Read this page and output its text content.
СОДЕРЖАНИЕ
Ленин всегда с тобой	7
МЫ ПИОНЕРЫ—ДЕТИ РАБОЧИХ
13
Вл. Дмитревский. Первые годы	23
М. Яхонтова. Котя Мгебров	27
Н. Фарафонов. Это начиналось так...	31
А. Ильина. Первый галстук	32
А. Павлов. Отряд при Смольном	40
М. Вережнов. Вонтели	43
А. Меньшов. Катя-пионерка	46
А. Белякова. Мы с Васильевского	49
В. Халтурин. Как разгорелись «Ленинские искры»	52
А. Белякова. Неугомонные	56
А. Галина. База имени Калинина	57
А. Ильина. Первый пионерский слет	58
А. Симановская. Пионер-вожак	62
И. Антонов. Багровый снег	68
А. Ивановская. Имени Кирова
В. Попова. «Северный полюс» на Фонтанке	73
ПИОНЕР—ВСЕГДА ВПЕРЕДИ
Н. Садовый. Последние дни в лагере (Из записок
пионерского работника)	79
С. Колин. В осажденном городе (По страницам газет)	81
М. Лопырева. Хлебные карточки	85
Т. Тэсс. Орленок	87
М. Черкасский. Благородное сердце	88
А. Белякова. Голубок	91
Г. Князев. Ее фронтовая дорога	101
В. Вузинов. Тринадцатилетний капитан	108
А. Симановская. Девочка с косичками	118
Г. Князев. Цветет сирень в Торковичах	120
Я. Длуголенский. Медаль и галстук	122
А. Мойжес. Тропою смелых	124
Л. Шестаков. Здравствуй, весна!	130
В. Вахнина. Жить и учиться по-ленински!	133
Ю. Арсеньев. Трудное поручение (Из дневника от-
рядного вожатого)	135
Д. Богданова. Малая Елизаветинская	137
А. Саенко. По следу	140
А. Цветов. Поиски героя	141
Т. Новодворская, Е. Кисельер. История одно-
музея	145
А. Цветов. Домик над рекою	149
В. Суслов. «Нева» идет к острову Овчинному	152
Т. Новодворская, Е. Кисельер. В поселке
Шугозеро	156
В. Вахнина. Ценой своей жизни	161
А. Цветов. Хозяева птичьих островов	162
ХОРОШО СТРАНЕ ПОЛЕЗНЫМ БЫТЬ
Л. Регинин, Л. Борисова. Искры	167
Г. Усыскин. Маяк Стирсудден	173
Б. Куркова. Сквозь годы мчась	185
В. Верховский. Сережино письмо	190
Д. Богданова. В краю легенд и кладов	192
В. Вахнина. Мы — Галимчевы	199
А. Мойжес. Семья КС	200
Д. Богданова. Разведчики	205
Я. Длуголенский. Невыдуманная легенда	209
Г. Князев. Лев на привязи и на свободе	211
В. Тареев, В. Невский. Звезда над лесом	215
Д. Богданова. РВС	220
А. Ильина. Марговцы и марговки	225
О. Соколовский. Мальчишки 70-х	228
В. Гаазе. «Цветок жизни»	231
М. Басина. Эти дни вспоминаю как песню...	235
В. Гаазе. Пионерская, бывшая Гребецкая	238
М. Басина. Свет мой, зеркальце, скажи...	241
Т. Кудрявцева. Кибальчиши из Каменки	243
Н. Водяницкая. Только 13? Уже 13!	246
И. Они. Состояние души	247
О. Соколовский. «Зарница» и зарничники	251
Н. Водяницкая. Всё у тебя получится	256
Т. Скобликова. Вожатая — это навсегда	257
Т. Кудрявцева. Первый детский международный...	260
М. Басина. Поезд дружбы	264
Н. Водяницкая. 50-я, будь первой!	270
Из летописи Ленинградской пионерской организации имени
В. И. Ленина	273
★ ★ ★ ★
What this task involves.
Go through the material line by line. Show each line that contains the string "Кисельер".

Right answer.
Т. Новодворская, Е. Кисельер. История одно-
Т. Новодворская, Е. Кисельер. В поселке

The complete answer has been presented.